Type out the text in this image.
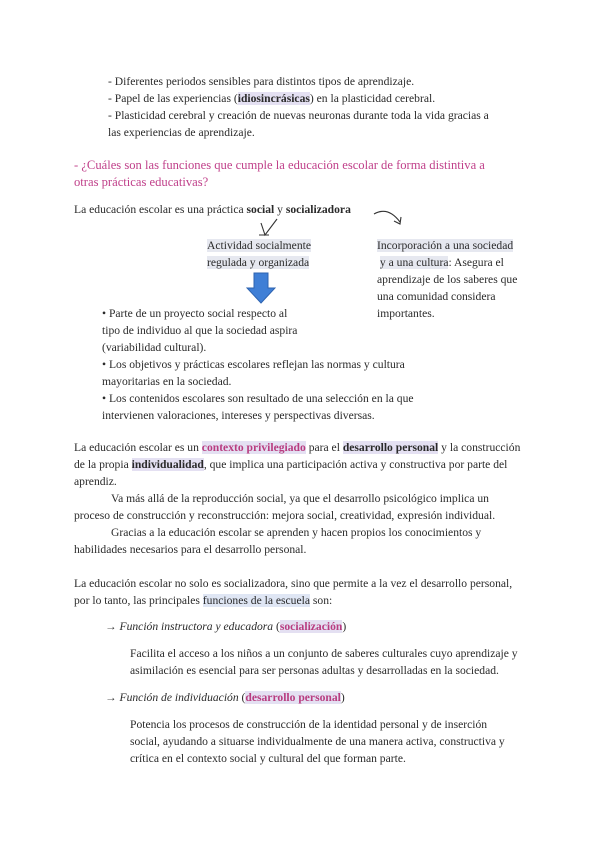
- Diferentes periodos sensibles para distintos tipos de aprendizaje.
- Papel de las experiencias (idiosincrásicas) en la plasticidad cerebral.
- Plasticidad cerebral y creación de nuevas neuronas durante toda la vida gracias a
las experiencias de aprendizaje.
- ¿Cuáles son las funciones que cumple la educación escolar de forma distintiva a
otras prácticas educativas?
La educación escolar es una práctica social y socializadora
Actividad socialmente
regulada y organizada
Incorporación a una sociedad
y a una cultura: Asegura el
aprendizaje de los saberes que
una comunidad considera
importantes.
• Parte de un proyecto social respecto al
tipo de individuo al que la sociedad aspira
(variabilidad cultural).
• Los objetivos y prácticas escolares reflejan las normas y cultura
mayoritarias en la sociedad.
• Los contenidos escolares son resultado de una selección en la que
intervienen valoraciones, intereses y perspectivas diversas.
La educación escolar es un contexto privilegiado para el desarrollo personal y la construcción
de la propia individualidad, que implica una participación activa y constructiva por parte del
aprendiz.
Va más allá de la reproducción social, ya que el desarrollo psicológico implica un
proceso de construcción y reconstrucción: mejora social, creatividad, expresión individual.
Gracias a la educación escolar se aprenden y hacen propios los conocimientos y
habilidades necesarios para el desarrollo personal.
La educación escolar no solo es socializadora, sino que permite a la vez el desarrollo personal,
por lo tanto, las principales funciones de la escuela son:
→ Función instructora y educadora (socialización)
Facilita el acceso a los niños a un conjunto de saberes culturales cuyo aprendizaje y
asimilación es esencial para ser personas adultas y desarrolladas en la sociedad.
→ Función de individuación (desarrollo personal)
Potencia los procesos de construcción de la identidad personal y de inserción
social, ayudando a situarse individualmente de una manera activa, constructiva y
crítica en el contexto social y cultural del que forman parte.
...
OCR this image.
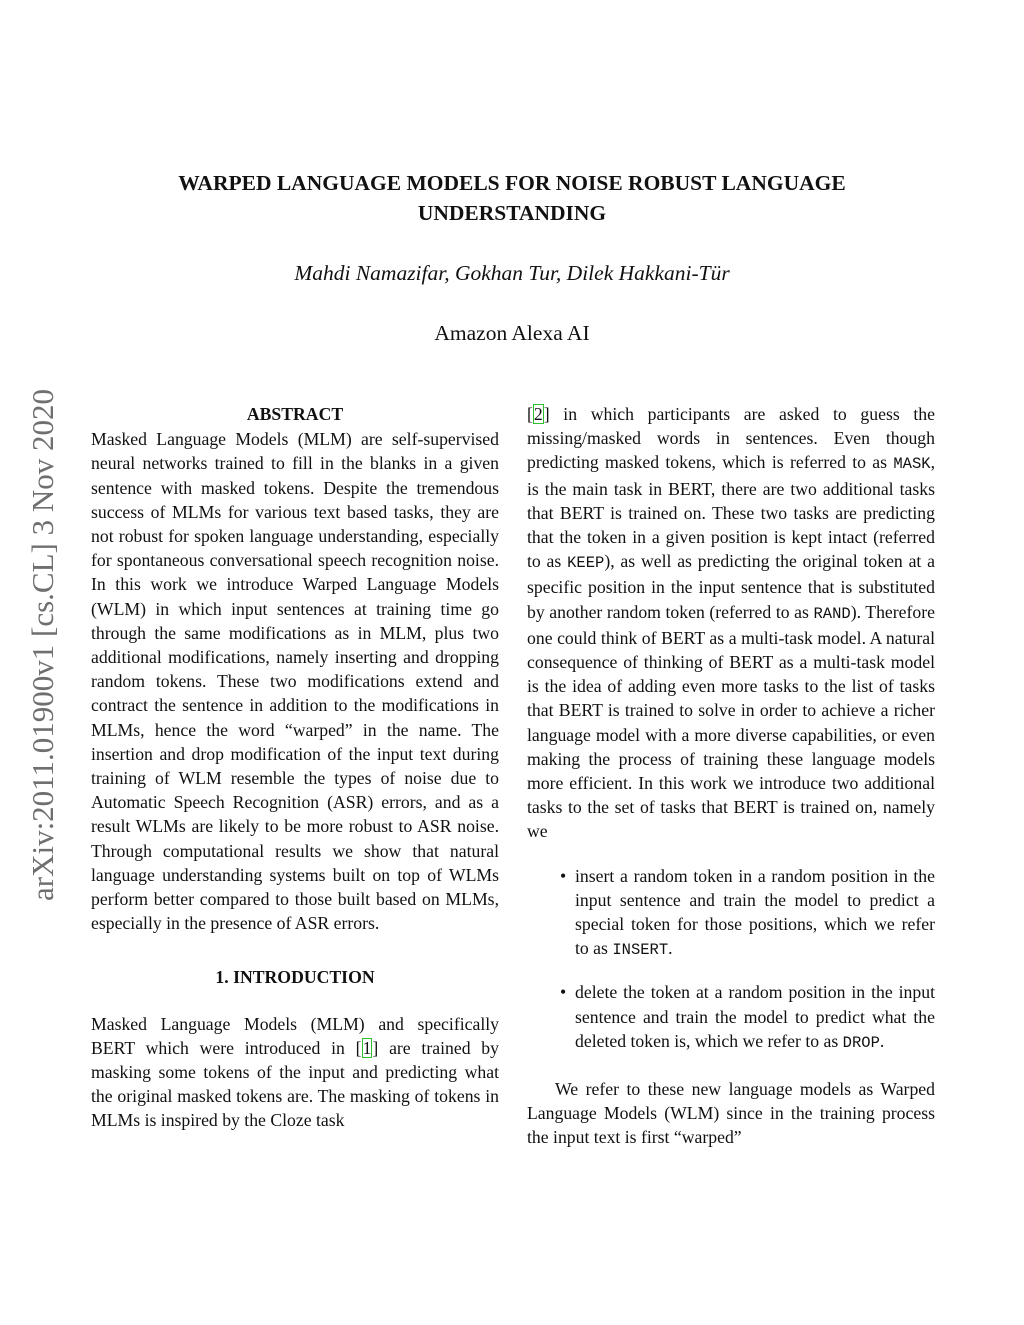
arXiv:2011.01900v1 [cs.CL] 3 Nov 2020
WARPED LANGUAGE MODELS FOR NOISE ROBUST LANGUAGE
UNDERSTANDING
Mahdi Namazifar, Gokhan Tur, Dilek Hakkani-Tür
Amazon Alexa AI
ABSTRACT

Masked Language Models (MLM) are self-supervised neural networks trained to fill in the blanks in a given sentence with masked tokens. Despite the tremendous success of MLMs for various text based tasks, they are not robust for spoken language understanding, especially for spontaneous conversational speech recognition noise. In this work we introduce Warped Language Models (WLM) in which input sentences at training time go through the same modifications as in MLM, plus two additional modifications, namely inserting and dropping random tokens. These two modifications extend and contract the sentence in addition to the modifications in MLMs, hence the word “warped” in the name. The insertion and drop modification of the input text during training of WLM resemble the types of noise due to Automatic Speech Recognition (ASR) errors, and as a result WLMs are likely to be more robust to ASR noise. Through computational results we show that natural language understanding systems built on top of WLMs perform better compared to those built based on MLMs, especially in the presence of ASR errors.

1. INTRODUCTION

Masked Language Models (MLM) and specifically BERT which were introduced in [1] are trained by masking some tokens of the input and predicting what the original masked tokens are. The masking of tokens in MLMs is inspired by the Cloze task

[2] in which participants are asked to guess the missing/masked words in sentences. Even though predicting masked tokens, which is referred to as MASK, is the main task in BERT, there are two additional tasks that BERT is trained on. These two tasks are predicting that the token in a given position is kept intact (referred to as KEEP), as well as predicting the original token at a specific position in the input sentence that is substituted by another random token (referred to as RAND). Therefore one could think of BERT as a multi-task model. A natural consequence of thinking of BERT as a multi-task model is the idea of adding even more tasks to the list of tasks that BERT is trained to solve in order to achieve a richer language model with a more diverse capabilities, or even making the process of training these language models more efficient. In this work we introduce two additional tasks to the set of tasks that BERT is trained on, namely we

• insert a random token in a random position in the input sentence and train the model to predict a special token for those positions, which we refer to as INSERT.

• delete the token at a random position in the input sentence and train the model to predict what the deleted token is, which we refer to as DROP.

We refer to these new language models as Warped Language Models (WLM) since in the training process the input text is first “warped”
--
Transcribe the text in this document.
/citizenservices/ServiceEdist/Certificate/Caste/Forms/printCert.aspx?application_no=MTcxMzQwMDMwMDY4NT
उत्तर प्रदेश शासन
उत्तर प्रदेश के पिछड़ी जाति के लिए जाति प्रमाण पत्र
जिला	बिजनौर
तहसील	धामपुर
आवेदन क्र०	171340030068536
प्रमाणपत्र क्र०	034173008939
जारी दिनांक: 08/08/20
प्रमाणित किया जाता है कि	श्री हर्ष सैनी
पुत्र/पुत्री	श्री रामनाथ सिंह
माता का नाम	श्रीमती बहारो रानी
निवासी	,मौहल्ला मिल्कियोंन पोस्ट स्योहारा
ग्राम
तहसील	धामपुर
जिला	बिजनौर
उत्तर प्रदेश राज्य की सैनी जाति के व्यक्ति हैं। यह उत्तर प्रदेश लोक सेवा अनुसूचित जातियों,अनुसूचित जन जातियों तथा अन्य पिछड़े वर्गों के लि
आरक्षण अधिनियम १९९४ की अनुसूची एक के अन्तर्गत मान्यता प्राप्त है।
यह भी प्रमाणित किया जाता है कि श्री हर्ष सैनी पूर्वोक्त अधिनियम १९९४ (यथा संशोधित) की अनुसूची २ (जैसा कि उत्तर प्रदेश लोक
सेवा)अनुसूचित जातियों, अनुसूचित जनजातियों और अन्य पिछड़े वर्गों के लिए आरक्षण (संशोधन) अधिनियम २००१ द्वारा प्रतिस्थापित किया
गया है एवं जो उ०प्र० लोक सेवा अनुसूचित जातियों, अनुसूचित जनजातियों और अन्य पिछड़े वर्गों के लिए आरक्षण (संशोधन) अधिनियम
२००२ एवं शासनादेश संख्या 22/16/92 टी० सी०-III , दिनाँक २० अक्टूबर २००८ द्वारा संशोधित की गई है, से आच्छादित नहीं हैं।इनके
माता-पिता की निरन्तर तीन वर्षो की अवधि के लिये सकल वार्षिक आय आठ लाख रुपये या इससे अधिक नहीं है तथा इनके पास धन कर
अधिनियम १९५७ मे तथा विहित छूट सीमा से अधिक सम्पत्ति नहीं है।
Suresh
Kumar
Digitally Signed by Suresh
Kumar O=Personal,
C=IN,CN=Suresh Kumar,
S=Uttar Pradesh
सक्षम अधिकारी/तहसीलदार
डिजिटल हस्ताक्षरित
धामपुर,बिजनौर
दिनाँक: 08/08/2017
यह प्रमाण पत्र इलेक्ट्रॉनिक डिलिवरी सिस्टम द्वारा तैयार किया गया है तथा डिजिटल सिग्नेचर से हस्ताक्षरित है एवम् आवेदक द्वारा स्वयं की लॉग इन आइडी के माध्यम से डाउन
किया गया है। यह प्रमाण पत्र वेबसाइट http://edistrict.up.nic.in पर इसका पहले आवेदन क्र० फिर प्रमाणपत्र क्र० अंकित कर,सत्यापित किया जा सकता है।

- What needs to be done -
Find the word "predicting" in the entries, and copy every line it shows up in.

- The completed task -
Masked Language Models (MLM) and specifically BERT which were introduced in [1] are trained by masking some tokens of the input and predicting what the original masked tokens are. The masking of tokens in MLMs is inspired by the Cloze task
[2] in which participants are asked to guess the missing/masked words in sentences. Even though predicting masked tokens, which is referred to as MASK, is the main task in BERT, there are two additional tasks that BERT is trained on. These two tasks are predicting that the token in a given position is kept intact (referred to as KEEP), as well as predicting the original token at a specific position in the input sentence that is substituted by another random token (referred to as RAND). Therefore one could think of BERT as a multi-task model. A natural consequence of thinking of BERT as a multi-task model is the idea of adding even more tasks to the list of tasks that BERT is trained to solve in order to achieve a richer language model with a more diverse capabilities, or even making the process of training these language models more efficient. In this work we introduce two additional tasks to the set of tasks that BERT is trained on, namely we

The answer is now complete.